Your task:
Return each line of the data below verbatim; pictures are to be left out.

-- Begin Provided records --

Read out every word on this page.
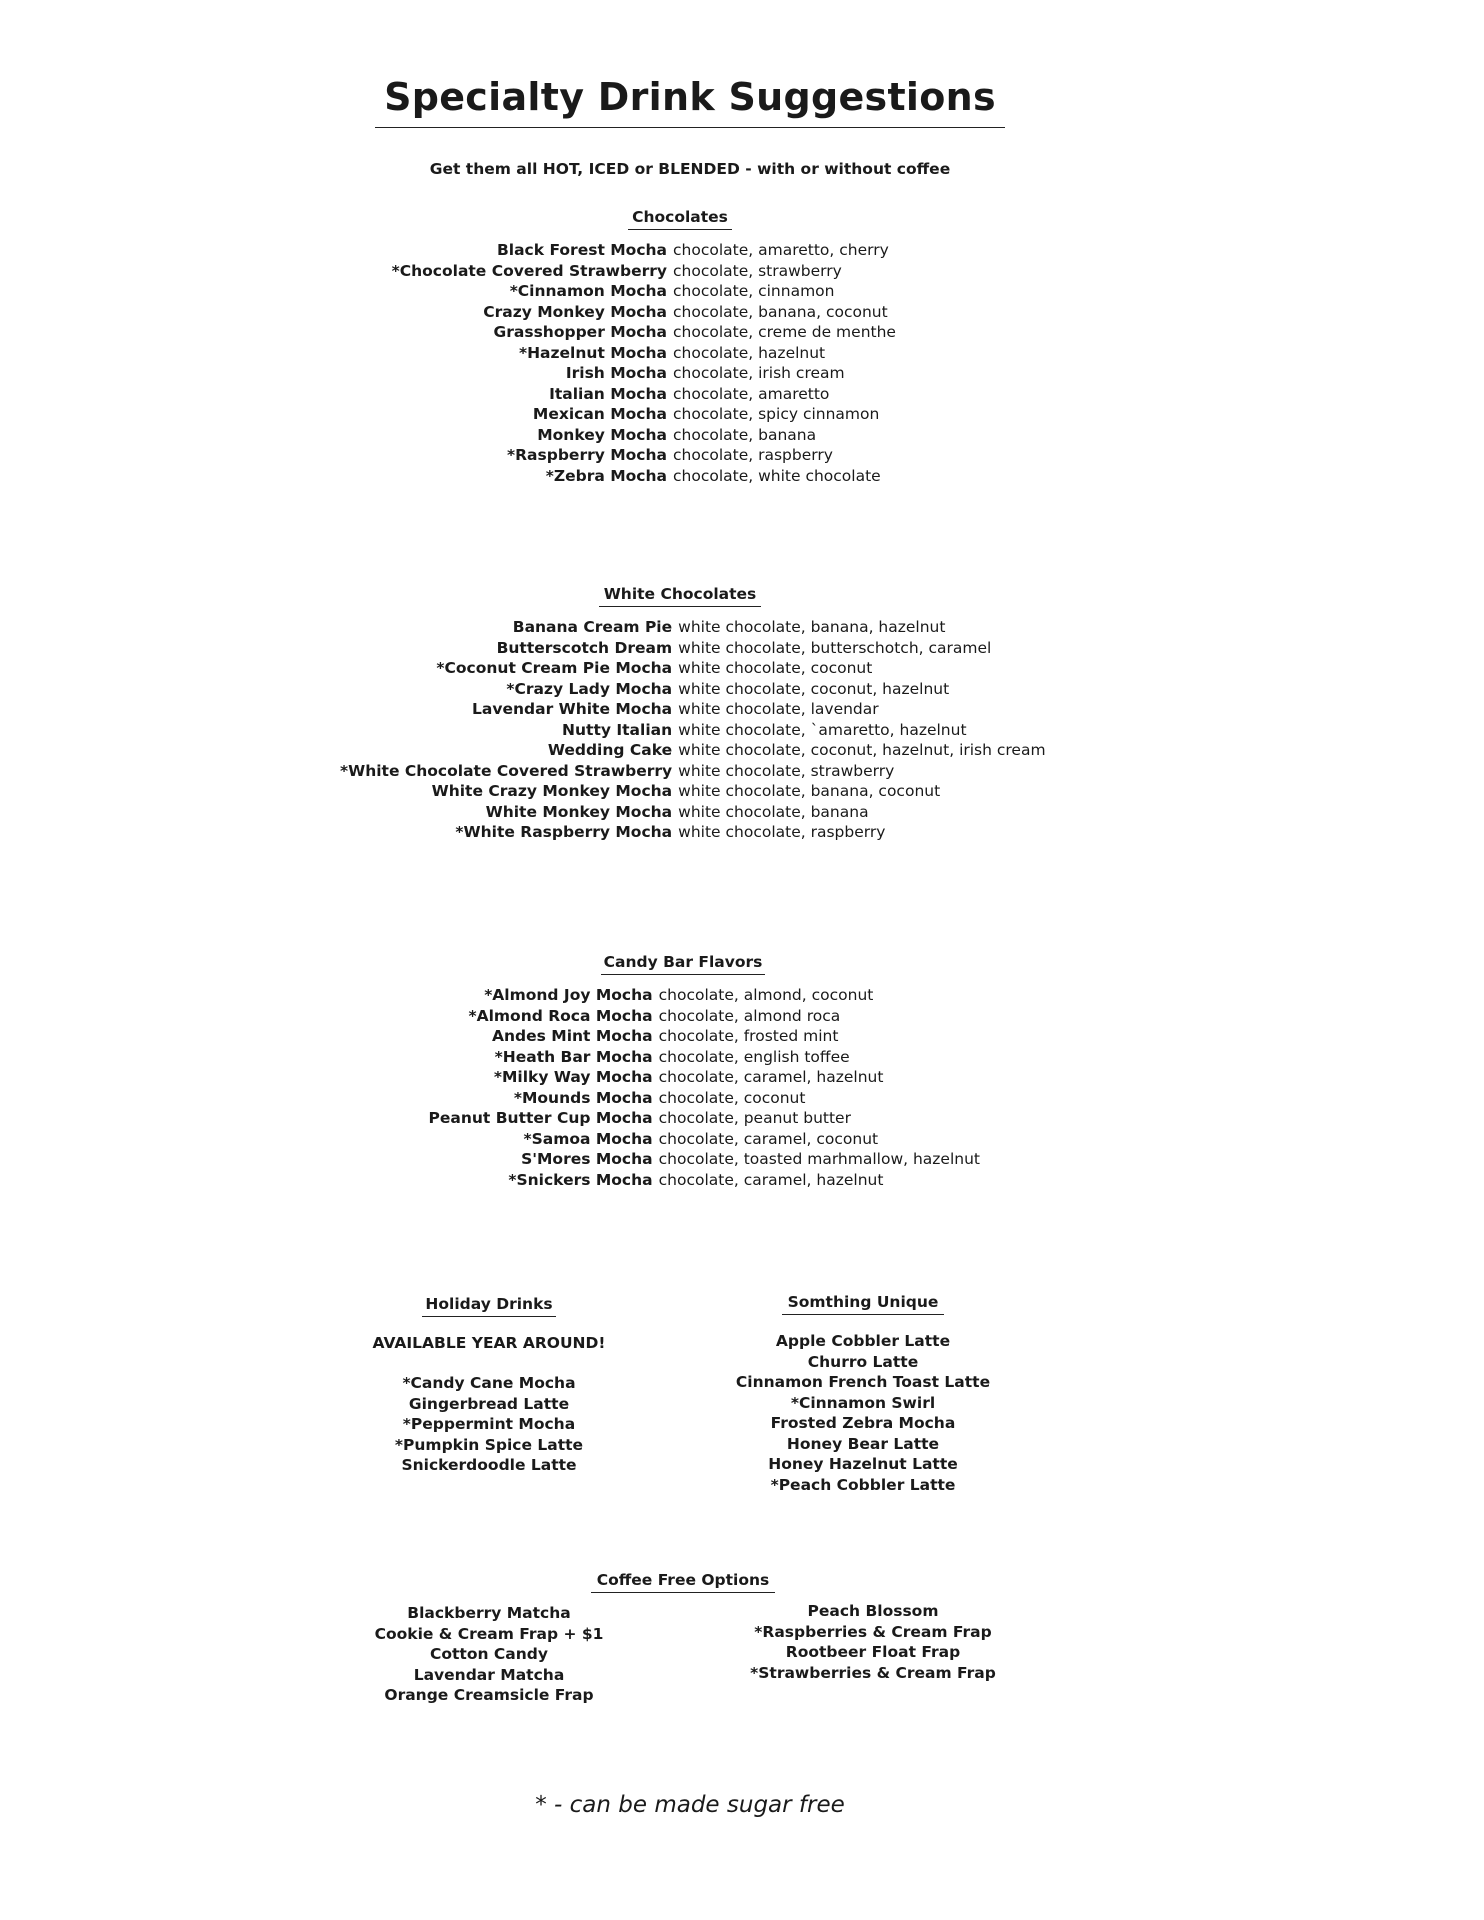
Specialty Drink Suggestions
Get them all HOT, ICED or BLENDED - with or without coffee
Chocolates
Black Forest Mocha	chocolate, amaretto, cherry
*Chocolate Covered Strawberry	chocolate, strawberry
*Cinnamon Mocha	chocolate, cinnamon
Crazy Monkey Mocha	chocolate, banana, coconut
Grasshopper Mocha	chocolate, creme de menthe
*Hazelnut Mocha	chocolate, hazelnut
Irish Mocha	chocolate, irish cream
Italian Mocha	chocolate, amaretto
Mexican Mocha	chocolate, spicy cinnamon
Monkey Mocha	chocolate, banana
*Raspberry Mocha	chocolate, raspberry
*Zebra Mocha	chocolate, white chocolate
White Chocolates
Banana Cream Pie	white chocolate, banana, hazelnut
Butterscotch Dream	white chocolate, butterschotch, caramel
*Coconut Cream Pie Mocha	white chocolate, coconut
*Crazy Lady Mocha	white chocolate, coconut, hazelnut
Lavendar White Mocha	white chocolate, lavendar
Nutty Italian	white chocolate, `amaretto, hazelnut
Wedding Cake	white chocolate, coconut, hazelnut, irish cream
*White Chocolate Covered Strawberry	white chocolate, strawberry
White Crazy Monkey Mocha	white chocolate, banana, coconut
White Monkey Mocha	white chocolate, banana
*White Raspberry Mocha	white chocolate, raspberry
Candy Bar Flavors
*Almond Joy Mocha	chocolate, almond, coconut
*Almond Roca Mocha	chocolate, almond roca
Andes Mint Mocha	chocolate, frosted mint
*Heath Bar Mocha	chocolate, english toffee
*Milky Way Mocha	chocolate, caramel, hazelnut
*Mounds Mocha	chocolate, coconut
Peanut Butter Cup Mocha	chocolate, peanut butter
*Samoa Mocha	chocolate, caramel, coconut
S'Mores Mocha	chocolate, toasted marhmallow, hazelnut
*Snickers Mocha	chocolate, caramel, hazelnut
Holiday Drinks
AVAILABLE YEAR AROUND!
*Candy Cane Mocha
Gingerbread Latte
*Peppermint Mocha
*Pumpkin Spice Latte
Snickerdoodle Latte
Somthing Unique
Apple Cobbler Latte
Churro Latte
Cinnamon French Toast Latte
*Cinnamon Swirl
Frosted Zebra Mocha
Honey Bear Latte
Honey Hazelnut Latte
*Peach Cobbler Latte
Coffee Free Options
Blackberry Matcha
Cookie & Cream Frap + $1
Cotton Candy
Lavendar Matcha
Orange Creamsicle Frap
Peach Blossom
*Raspberries & Cream Frap
Rootbeer Float Frap
*Strawberries & Cream Frap
* - can be made sugar free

-- End Provided records --

Completed exercise:
Read out every word on this page.
Specialty Drink Suggestions
Get them all HOT, ICED or BLENDED - with or without coffee
Chocolates
Black Forest Mocha	chocolate, amaretto, cherry
*Chocolate Covered Strawberry	chocolate, strawberry
*Cinnamon Mocha	chocolate, cinnamon
Crazy Monkey Mocha	chocolate, banana, coconut
Grasshopper Mocha	chocolate, creme de menthe
*Hazelnut Mocha	chocolate, hazelnut
Irish Mocha	chocolate, irish cream
Italian Mocha	chocolate, amaretto
Mexican Mocha	chocolate, spicy cinnamon
Monkey Mocha	chocolate, banana
*Raspberry Mocha	chocolate, raspberry
*Zebra Mocha	chocolate, white chocolate
White Chocolates
Banana Cream Pie	white chocolate, banana, hazelnut
Butterscotch Dream	white chocolate, butterschotch, caramel
*Coconut Cream Pie Mocha	white chocolate, coconut
*Crazy Lady Mocha	white chocolate, coconut, hazelnut
Lavendar White Mocha	white chocolate, lavendar
Nutty Italian	white chocolate, `amaretto, hazelnut
Wedding Cake	white chocolate, coconut, hazelnut, irish cream
*White Chocolate Covered Strawberry	white chocolate, strawberry
White Crazy Monkey Mocha	white chocolate, banana, coconut
White Monkey Mocha	white chocolate, banana
*White Raspberry Mocha	white chocolate, raspberry
Candy Bar Flavors
*Almond Joy Mocha	chocolate, almond, coconut
*Almond Roca Mocha	chocolate, almond roca
Andes Mint Mocha	chocolate, frosted mint
*Heath Bar Mocha	chocolate, english toffee
*Milky Way Mocha	chocolate, caramel, hazelnut
*Mounds Mocha	chocolate, coconut
Peanut Butter Cup Mocha	chocolate, peanut butter
*Samoa Mocha	chocolate, caramel, coconut
S'Mores Mocha	chocolate, toasted marhmallow, hazelnut
*Snickers Mocha	chocolate, caramel, hazelnut
Holiday Drinks
AVAILABLE YEAR AROUND!
*Candy Cane Mocha
Gingerbread Latte
*Peppermint Mocha
*Pumpkin Spice Latte
Snickerdoodle Latte
Somthing Unique
Apple Cobbler Latte
Churro Latte
Cinnamon French Toast Latte
*Cinnamon Swirl
Frosted Zebra Mocha
Honey Bear Latte
Honey Hazelnut Latte
*Peach Cobbler Latte
Coffee Free Options
Blackberry Matcha
Cookie & Cream Frap + $1
Cotton Candy
Lavendar Matcha
Orange Creamsicle Frap
Peach Blossom
*Raspberries & Cream Frap
Rootbeer Float Frap
*Strawberries & Cream Frap
* - can be made sugar free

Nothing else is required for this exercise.